Task directions: Copy out all the lines where "Publish" shows up.

— start Data entries —

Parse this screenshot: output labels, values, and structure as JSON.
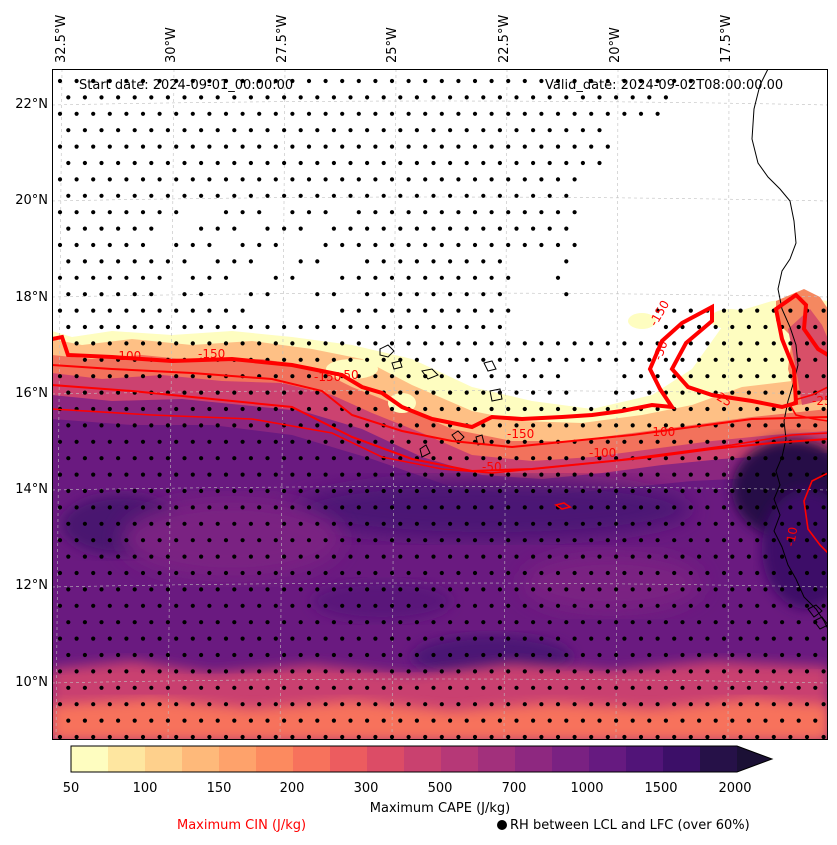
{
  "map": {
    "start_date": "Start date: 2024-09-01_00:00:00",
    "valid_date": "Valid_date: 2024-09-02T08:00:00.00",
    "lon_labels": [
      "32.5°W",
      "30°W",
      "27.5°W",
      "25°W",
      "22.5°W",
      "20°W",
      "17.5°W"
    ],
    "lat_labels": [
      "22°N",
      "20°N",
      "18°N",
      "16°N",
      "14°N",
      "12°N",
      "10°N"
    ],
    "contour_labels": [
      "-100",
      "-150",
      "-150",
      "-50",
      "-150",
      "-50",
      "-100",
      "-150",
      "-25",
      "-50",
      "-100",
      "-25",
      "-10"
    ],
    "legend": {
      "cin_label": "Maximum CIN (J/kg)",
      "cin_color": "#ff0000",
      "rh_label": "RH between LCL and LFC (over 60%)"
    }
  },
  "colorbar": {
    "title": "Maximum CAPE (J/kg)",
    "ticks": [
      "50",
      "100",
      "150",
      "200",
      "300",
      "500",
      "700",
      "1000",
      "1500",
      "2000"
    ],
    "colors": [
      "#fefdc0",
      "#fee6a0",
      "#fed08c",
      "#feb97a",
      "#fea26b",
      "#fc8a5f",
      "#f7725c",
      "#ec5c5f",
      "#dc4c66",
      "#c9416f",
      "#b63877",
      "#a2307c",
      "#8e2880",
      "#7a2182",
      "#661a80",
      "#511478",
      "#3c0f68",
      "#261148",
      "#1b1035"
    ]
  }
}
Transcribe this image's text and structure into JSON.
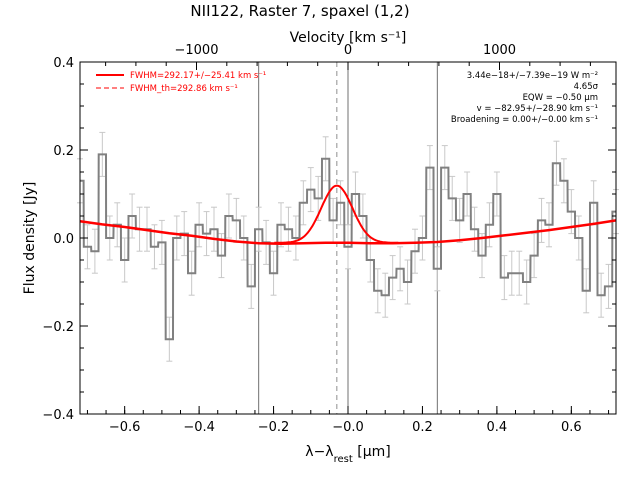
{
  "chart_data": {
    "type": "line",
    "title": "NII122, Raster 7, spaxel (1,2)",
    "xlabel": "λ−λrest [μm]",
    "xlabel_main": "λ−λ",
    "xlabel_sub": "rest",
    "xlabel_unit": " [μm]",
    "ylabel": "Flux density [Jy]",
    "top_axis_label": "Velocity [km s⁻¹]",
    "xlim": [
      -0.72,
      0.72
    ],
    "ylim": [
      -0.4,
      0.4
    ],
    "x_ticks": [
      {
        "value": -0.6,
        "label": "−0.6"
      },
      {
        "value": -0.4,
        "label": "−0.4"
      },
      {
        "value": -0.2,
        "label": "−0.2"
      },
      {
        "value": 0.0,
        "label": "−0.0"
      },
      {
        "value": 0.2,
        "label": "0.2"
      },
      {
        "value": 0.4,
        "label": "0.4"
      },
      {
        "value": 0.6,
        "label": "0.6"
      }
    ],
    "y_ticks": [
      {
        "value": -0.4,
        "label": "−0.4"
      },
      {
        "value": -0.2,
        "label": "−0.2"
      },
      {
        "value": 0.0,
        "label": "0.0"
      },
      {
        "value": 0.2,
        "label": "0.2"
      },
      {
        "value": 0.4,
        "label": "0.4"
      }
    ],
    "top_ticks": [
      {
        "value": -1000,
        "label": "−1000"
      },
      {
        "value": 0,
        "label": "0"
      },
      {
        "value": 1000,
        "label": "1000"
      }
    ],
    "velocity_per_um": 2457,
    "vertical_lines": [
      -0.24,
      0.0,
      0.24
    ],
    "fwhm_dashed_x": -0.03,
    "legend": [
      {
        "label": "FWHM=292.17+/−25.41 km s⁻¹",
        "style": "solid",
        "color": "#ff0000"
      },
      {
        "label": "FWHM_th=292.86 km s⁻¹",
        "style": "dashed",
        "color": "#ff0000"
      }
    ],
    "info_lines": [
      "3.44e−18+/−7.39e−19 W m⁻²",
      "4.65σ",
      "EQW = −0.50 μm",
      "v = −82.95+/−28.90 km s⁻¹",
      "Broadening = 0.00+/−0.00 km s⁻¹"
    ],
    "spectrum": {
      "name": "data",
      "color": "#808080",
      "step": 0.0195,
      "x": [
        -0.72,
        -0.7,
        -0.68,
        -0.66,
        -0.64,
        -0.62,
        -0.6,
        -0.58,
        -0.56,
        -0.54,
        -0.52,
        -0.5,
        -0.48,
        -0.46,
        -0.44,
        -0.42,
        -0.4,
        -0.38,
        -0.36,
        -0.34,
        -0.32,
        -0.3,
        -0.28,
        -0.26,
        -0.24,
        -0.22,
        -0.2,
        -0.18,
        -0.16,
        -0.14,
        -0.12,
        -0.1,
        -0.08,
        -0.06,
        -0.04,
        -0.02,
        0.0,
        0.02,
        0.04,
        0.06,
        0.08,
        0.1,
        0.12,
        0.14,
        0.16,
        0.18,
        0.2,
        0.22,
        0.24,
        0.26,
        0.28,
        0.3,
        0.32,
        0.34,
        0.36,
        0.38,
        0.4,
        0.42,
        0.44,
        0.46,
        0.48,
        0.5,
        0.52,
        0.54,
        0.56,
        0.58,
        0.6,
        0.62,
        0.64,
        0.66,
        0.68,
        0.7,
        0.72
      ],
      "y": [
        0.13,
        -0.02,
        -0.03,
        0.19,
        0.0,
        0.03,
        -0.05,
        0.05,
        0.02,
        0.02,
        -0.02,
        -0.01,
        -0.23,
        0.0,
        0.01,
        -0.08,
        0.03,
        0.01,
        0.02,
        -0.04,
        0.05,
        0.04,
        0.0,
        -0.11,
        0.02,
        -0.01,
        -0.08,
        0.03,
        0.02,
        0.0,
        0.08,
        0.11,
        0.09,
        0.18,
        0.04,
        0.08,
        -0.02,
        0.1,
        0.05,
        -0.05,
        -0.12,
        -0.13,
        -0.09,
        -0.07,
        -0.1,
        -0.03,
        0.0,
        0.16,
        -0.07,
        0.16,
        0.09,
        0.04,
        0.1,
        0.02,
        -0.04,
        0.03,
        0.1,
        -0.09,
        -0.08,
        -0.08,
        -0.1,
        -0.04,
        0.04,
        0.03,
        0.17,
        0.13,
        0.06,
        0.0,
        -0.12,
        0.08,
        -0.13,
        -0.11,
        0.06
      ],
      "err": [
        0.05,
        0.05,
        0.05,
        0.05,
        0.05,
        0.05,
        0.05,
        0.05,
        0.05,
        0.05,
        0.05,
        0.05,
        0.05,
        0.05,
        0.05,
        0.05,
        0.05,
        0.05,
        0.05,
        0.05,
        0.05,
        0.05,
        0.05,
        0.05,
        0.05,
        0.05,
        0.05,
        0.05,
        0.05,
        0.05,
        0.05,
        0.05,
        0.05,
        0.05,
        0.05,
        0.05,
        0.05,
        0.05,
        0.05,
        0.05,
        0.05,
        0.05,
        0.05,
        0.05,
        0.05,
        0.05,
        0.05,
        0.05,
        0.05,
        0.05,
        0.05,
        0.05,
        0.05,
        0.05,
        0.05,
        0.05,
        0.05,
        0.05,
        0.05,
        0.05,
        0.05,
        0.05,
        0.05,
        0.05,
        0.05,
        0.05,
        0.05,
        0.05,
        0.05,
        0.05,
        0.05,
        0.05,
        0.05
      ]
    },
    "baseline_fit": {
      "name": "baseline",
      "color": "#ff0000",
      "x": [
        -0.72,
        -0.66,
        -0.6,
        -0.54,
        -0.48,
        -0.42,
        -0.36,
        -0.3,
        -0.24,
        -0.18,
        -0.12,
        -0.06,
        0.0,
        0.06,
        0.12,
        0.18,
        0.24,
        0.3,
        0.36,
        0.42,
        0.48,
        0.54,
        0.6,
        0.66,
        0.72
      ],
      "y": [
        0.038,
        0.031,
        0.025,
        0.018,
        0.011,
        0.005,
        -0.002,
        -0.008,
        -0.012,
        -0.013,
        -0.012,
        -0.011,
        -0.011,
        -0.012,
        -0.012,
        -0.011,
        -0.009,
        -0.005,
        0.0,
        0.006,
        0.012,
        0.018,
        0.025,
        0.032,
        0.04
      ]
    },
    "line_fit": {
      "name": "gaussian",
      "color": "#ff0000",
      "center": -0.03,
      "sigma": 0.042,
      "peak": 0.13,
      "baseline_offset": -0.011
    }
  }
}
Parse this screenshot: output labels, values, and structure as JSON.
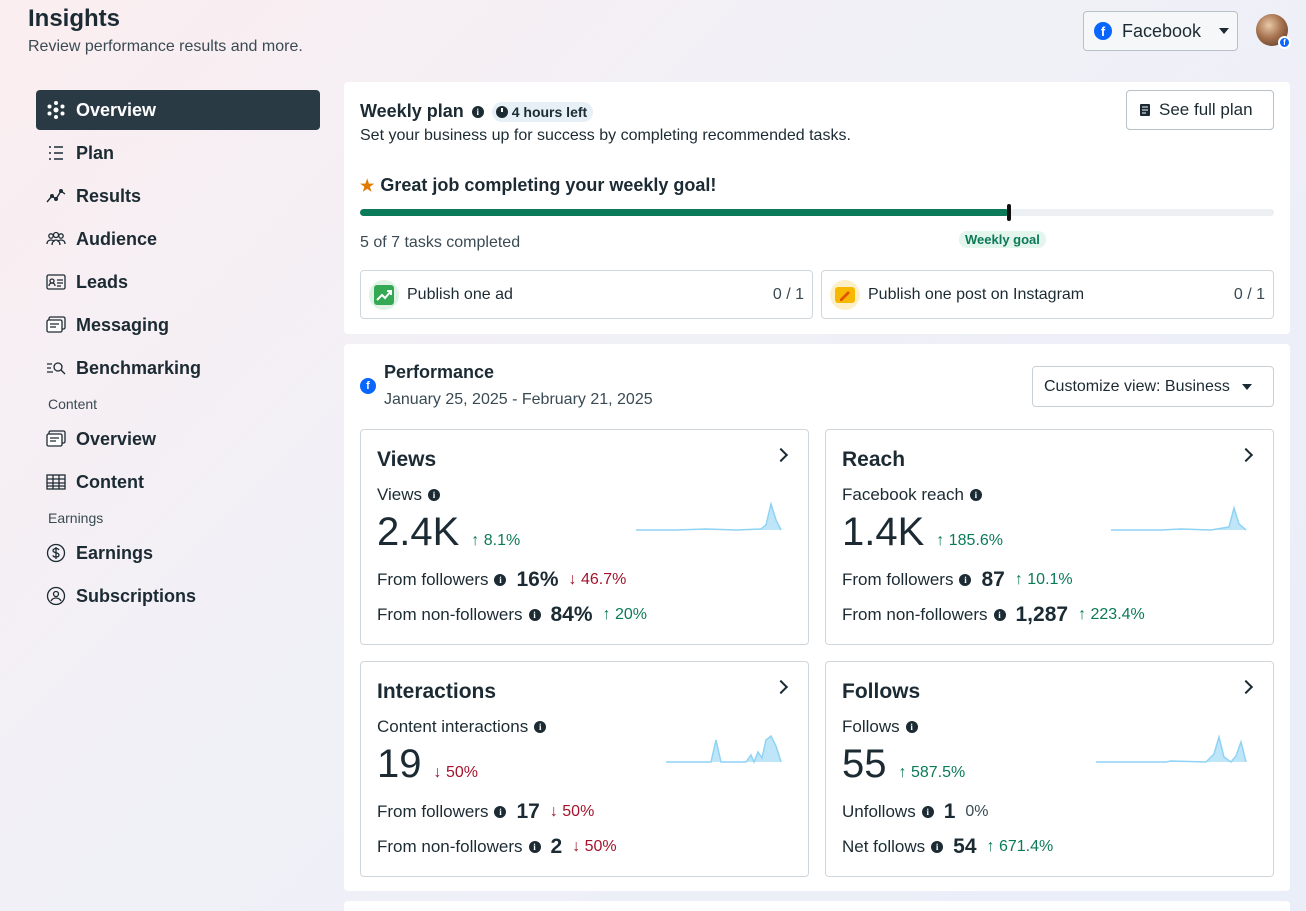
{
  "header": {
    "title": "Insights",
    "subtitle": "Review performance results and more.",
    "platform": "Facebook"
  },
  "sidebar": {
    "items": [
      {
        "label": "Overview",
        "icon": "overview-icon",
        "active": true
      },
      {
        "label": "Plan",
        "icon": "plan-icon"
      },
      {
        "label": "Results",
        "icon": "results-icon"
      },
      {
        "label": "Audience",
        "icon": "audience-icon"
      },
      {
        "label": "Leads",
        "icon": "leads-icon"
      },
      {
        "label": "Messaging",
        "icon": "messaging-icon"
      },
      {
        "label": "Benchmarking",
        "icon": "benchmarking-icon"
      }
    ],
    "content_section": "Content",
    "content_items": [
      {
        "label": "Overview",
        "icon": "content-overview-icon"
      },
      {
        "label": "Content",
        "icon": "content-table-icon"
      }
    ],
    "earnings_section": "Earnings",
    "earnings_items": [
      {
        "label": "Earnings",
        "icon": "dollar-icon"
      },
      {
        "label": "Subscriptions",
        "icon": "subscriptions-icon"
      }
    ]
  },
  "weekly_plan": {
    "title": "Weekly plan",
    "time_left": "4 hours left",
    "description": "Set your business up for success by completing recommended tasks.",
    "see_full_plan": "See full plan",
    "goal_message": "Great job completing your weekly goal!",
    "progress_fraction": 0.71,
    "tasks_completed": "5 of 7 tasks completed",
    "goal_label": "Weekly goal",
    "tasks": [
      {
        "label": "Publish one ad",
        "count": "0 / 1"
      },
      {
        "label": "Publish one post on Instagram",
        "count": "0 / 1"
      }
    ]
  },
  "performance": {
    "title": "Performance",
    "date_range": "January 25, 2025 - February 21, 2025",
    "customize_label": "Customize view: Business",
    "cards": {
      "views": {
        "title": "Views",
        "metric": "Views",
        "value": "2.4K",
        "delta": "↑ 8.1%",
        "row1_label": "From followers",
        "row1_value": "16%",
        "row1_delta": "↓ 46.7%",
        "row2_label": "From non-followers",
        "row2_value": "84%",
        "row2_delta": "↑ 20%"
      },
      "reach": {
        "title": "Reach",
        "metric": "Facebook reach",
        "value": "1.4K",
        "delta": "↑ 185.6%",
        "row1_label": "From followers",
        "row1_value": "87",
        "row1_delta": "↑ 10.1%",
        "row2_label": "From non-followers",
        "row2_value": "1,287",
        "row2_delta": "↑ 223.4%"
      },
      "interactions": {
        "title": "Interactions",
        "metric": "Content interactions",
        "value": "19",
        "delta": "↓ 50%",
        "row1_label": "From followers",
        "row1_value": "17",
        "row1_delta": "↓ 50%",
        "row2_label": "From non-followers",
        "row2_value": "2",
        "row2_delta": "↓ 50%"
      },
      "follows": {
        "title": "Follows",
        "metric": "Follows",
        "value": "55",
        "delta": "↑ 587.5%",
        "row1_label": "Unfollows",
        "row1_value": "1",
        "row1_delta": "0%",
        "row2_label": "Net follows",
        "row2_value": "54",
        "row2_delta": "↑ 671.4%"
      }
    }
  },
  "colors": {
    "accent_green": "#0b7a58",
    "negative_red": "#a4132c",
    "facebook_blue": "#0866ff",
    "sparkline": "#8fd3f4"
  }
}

— end Data entries —

Output for this exercise:
        "label": "Publish one ad",
        "label": "Publish one post on Instagram",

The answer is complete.